Output every line below exactly.

§ **Data supplied**:
------------------------------------------------------------
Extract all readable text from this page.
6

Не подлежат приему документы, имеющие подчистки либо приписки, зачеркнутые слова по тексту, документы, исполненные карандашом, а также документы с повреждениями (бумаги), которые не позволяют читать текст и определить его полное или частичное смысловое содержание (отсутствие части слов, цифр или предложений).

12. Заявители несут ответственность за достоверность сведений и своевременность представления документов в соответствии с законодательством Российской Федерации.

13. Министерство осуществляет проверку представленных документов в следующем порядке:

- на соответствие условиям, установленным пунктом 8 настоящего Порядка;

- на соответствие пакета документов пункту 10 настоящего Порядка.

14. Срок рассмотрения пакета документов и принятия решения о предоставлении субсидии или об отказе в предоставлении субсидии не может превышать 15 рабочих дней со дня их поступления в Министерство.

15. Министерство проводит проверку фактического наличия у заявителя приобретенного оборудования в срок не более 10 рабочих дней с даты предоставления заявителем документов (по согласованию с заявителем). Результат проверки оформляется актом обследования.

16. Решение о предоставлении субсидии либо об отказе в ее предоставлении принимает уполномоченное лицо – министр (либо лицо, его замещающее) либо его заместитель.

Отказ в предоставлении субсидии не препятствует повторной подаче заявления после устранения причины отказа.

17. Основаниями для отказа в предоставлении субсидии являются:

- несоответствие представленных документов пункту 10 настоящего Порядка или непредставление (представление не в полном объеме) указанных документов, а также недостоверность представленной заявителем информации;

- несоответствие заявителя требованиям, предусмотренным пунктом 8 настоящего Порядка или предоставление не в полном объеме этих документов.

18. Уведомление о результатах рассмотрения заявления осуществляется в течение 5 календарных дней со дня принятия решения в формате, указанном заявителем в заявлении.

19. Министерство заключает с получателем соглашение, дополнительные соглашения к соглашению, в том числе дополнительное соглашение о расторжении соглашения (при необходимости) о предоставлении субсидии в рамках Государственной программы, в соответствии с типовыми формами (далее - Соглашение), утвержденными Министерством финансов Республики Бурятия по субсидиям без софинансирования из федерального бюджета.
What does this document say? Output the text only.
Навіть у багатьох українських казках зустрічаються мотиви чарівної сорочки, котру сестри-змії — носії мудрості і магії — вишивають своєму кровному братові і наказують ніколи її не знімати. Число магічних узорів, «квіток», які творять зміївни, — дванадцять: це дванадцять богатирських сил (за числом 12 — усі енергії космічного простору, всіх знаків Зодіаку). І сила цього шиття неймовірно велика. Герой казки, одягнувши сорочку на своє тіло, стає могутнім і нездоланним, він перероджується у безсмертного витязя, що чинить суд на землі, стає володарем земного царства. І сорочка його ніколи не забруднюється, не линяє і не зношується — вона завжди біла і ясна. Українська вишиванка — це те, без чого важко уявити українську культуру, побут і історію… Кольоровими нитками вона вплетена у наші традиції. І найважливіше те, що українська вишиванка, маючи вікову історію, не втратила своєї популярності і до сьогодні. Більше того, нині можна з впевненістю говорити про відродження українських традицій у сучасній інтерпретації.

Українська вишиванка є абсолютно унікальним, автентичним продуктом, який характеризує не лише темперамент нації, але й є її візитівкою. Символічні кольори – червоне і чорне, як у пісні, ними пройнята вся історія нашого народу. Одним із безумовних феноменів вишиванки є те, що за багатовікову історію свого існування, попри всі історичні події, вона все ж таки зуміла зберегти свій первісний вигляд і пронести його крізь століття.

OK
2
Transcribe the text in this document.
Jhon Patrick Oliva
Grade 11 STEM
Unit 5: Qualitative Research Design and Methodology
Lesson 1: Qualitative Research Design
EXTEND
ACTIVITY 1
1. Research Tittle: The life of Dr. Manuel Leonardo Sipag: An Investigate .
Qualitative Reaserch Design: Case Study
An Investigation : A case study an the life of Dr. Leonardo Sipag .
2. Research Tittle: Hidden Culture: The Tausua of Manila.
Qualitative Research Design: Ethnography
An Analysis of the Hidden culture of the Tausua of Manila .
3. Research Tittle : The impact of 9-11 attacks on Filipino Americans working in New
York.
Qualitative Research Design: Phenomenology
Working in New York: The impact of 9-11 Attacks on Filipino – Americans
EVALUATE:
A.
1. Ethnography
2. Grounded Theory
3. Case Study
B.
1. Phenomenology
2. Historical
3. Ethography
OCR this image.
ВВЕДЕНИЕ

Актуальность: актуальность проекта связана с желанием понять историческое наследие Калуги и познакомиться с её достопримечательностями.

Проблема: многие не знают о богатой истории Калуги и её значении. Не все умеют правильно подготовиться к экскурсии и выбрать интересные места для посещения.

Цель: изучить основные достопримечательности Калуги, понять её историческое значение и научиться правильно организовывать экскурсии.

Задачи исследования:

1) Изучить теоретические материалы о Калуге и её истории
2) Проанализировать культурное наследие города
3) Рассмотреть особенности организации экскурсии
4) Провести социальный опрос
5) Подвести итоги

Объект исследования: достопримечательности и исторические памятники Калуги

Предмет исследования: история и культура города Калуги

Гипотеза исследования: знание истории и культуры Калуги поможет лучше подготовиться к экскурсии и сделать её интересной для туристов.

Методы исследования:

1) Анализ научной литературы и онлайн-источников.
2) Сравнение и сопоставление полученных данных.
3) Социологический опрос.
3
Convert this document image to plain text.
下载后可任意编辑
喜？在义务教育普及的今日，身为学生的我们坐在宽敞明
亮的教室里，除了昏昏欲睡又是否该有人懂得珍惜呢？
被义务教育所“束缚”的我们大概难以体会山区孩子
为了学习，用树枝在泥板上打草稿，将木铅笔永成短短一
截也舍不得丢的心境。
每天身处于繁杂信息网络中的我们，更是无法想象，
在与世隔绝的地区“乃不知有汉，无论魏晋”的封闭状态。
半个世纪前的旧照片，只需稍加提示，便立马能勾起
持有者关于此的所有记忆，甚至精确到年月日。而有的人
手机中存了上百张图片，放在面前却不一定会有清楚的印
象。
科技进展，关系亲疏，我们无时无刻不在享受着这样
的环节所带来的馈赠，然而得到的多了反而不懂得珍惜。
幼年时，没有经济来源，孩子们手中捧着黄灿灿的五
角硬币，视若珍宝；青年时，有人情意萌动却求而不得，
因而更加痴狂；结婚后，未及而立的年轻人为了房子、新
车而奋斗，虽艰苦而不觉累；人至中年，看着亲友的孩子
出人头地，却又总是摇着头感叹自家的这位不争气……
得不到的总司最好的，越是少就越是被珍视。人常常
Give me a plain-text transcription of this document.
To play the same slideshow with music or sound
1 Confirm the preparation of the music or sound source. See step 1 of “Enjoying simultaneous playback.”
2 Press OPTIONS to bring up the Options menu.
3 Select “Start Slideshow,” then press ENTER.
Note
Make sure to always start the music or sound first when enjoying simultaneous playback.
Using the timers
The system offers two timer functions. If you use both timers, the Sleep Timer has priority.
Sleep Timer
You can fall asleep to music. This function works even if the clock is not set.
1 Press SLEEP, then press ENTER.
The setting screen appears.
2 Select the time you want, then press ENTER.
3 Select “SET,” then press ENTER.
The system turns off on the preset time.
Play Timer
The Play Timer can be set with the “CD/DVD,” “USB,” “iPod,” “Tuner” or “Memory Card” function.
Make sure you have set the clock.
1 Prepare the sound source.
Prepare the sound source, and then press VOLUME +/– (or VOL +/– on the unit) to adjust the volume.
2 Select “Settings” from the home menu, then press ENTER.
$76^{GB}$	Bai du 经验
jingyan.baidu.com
------------------------------------------------------------
§ **Worked solution**:
Extract all readable text from this page.
6

Не подлежат приему документы, имеющие подчистки либо приписки, зачеркнутые слова по тексту, документы, исполненные карандашом, а также документы с повреждениями (бумаги), которые не позволяют читать текст и определить его полное или частичное смысловое содержание (отсутствие части слов, цифр или предложений).

12. Заявители несут ответственность за достоверность сведений и своевременность представления документов в соответствии с законодательством Российской Федерации.

13. Министерство осуществляет проверку представленных документов в следующем порядке:

- на соответствие условиям, установленным пунктом 8 настоящего Порядка;

- на соответствие пакета документов пункту 10 настоящего Порядка.

14. Срок рассмотрения пакета документов и принятия решения о предоставлении субсидии или об отказе в предоставлении субсидии не может превышать 15 рабочих дней со дня их поступления в Министерство.

15. Министерство проводит проверку фактического наличия у заявителя приобретенного оборудования в срок не более 10 рабочих дней с даты предоставления заявителем документов (по согласованию с заявителем). Результат проверки оформляется актом обследования.

16. Решение о предоставлении субсидии либо об отказе в ее предоставлении принимает уполномоченное лицо – министр (либо лицо, его замещающее) либо его заместитель.

Отказ в предоставлении субсидии не препятствует повторной подаче заявления после устранения причины отказа.

17. Основаниями для отказа в предоставлении субсидии являются:

- несоответствие представленных документов пункту 10 настоящего Порядка или непредставление (представление не в полном объеме) указанных документов, а также недостоверность представленной заявителем информации;

- несоответствие заявителя требованиям, предусмотренным пунктом 8 настоящего Порядка или предоставление не в полном объеме этих документов.

18. Уведомление о результатах рассмотрения заявления осуществляется в течение 5 календарных дней со дня принятия решения в формате, указанном заявителем в заявлении.

19. Министерство заключает с получателем соглашение, дополнительные соглашения к соглашению, в том числе дополнительное соглашение о расторжении соглашения (при необходимости) о предоставлении субсидии в рамках Государственной программы, в соответствии с типовыми формами (далее - Соглашение), утвержденными Министерством финансов Республики Бурятия по субсидиям без софинансирования из федерального бюджета.
What does this document say? Output the text only.
Навіть у багатьох українських казках зустрічаються мотиви чарівної сорочки, котру сестри-змії — носії мудрості і магії — вишивають своєму кровному братові і наказують ніколи її не знімати. Число магічних узорів, «квіток», які творять зміївни, — дванадцять: це дванадцять богатирських сил (за числом 12 — усі енергії космічного простору, всіх знаків Зодіаку). І сила цього шиття неймовірно велика. Герой казки, одягнувши сорочку на своє тіло, стає могутнім і нездоланним, він перероджується у безсмертного витязя, що чинить суд на землі, стає володарем земного царства. І сорочка його ніколи не забруднюється, не линяє і не зношується — вона завжди біла і ясна. Українська вишиванка — це те, без чого важко уявити українську культуру, побут і історію… Кольоровими нитками вона вплетена у наші традиції. І найважливіше те, що українська вишиванка, маючи вікову історію, не втратила своєї популярності і до сьогодні. Більше того, нині можна з впевненістю говорити про відродження українських традицій у сучасній інтерпретації.

Українська вишиванка є абсолютно унікальним, автентичним продуктом, який характеризує не лише темперамент нації, але й є її візитівкою. Символічні кольори – червоне і чорне, як у пісні, ними пройнята вся історія нашого народу. Одним із безумовних феноменів вишиванки є те, що за багатовікову історію свого існування, попри всі історичні події, вона все ж таки зуміла зберегти свій первісний вигляд і пронести його крізь століття.

OK
2
Transcribe the text in this document.
Jhon Patrick Oliva
Grade 11 STEM
Unit 5: Qualitative Research Design and Methodology
Lesson 1: Qualitative Research Design
EXTEND
ACTIVITY 1
1. Research Tittle: The life of Dr. Manuel Leonardo Sipag: An Investigate .
Qualitative Reaserch Design: Case Study
An Investigation : A case study an the life of Dr. Leonardo Sipag .
2. Research Tittle: Hidden Culture: The Tausua of Manila.
Qualitative Research Design: Ethnography
An Analysis of the Hidden culture of the Tausua of Manila .
3. Research Tittle : The impact of 9-11 attacks on Filipino Americans working in New
York.
Qualitative Research Design: Phenomenology
Working in New York: The impact of 9-11 Attacks on Filipino – Americans
EVALUATE:
A.
1. Ethnography
2. Grounded Theory
3. Case Study
B.
1. Phenomenology
2. Historical
3. Ethography
OCR this image.
ВВЕДЕНИЕ

Актуальность: актуальность проекта связана с желанием понять историческое наследие Калуги и познакомиться с её достопримечательностями.

Проблема: многие не знают о богатой истории Калуги и её значении. Не все умеют правильно подготовиться к экскурсии и выбрать интересные места для посещения.

Цель: изучить основные достопримечательности Калуги, понять её историческое значение и научиться правильно организовывать экскурсии.

Задачи исследования:

1) Изучить теоретические материалы о Калуге и её истории
2) Проанализировать культурное наследие города
3) Рассмотреть особенности организации экскурсии
4) Провести социальный опрос
5) Подвести итоги

Объект исследования: достопримечательности и исторические памятники Калуги

Предмет исследования: история и культура города Калуги

Гипотеза исследования: знание истории и культуры Калуги поможет лучше подготовиться к экскурсии и сделать её интересной для туристов.

Методы исследования:

1) Анализ научной литературы и онлайн-источников.
2) Сравнение и сопоставление полученных данных.
3) Социологический опрос.
3
Convert this document image to plain text.
下载后可任意编辑
喜？在义务教育普及的今日，身为学生的我们坐在宽敞明
亮的教室里，除了昏昏欲睡又是否该有人懂得珍惜呢？
被义务教育所“束缚”的我们大概难以体会山区孩子
为了学习，用树枝在泥板上打草稿，将木铅笔永成短短一
截也舍不得丢的心境。
每天身处于繁杂信息网络中的我们，更是无法想象，
在与世隔绝的地区“乃不知有汉，无论魏晋”的封闭状态。
半个世纪前的旧照片，只需稍加提示，便立马能勾起
持有者关于此的所有记忆，甚至精确到年月日。而有的人
手机中存了上百张图片，放在面前却不一定会有清楚的印
象。
科技进展，关系亲疏，我们无时无刻不在享受着这样
的环节所带来的馈赠，然而得到的多了反而不懂得珍惜。
幼年时，没有经济来源，孩子们手中捧着黄灿灿的五
角硬币，视若珍宝；青年时，有人情意萌动却求而不得，
因而更加痴狂；结婚后，未及而立的年轻人为了房子、新
车而奋斗，虽艰苦而不觉累；人至中年，看着亲友的孩子
出人头地，却又总是摇着头感叹自家的这位不争气……
得不到的总司最好的，越是少就越是被珍视。人常常
Give me a plain-text transcription of this document.
To play the same slideshow with music or sound
1 Confirm the preparation of the music or sound source. See step 1 of “Enjoying simultaneous playback.”
2 Press OPTIONS to bring up the Options menu.
3 Select “Start Slideshow,” then press ENTER.
Note
Make sure to always start the music or sound first when enjoying simultaneous playback.
Using the timers
The system offers two timer functions. If you use both timers, the Sleep Timer has priority.
Sleep Timer
You can fall asleep to music. This function works even if the clock is not set.
1 Press SLEEP, then press ENTER.
The setting screen appears.
2 Select the time you want, then press ENTER.
3 Select “SET,” then press ENTER.
The system turns off on the preset time.
Play Timer
The Play Timer can be set with the “CD/DVD,” “USB,” “iPod,” “Tuner” or “Memory Card” function.
Make sure you have set the clock.
1 Prepare the sound source.
Prepare the sound source, and then press VOLUME +/– (or VOL +/– on the unit) to adjust the volume.
2 Select “Settings” from the home menu, then press ENTER.
$76^{GB}$	Bai du 经验
jingyan.baidu.com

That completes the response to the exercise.